- Problem
Transcribe the entries that follow, word for word.

Collected data entries:
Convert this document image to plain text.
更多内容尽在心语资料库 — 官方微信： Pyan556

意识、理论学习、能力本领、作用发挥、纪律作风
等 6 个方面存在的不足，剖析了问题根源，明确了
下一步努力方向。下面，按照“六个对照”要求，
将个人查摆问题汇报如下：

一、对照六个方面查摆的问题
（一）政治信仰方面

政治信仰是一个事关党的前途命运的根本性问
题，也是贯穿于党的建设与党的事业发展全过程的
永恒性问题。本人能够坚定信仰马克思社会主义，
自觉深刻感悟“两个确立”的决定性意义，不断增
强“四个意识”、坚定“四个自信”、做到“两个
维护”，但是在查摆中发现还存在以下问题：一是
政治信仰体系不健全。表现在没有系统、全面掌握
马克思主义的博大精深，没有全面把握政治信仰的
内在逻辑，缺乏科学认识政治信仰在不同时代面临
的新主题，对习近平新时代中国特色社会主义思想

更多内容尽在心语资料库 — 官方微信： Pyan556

- Written solution
Convert this document image to plain text.
更多内容尽在心语资料库 — 官方微信： Pyan556

意识、理论学习、能力本领、作用发挥、纪律作风
等 6 个方面存在的不足，剖析了问题根源，明确了
下一步努力方向。下面，按照“六个对照”要求，
将个人查摆问题汇报如下：

一、对照六个方面查摆的问题
（一）政治信仰方面

政治信仰是一个事关党的前途命运的根本性问
题，也是贯穿于党的建设与党的事业发展全过程的
永恒性问题。本人能够坚定信仰马克思社会主义，
自觉深刻感悟“两个确立”的决定性意义，不断增
强“四个意识”、坚定“四个自信”、做到“两个
维护”，但是在查摆中发现还存在以下问题：一是
政治信仰体系不健全。表现在没有系统、全面掌握
马克思主义的博大精深，没有全面把握政治信仰的
内在逻辑，缺乏科学认识政治信仰在不同时代面临
的新主题，对习近平新时代中国特色社会主义思想

更多内容尽在心语资料库 — 官方微信： Pyan556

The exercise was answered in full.